Problem to solve
Reproduce all of the data exactly, with no line skipped.

--- start of Stored records ---

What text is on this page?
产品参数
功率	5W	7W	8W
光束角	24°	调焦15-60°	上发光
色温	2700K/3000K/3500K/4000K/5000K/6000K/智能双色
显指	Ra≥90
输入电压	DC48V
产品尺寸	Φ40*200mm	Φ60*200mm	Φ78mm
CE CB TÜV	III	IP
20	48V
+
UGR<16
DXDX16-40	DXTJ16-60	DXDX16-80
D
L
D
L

--- end of Stored records ---

Result
What text is on this page?
产品参数
功率	5W	7W	8W
光束角	24°	调焦15-60°	上发光
色温	2700K/3000K/3500K/4000K/5000K/6000K/智能双色
显指	Ra≥90
输入电压	DC48V
产品尺寸	Φ40*200mm	Φ60*200mm	Φ78mm
CE CB TÜV	III	IP
20	48V
+
UGR<16
DXDX16-40	DXTJ16-60	DXDX16-80
D
L
D
L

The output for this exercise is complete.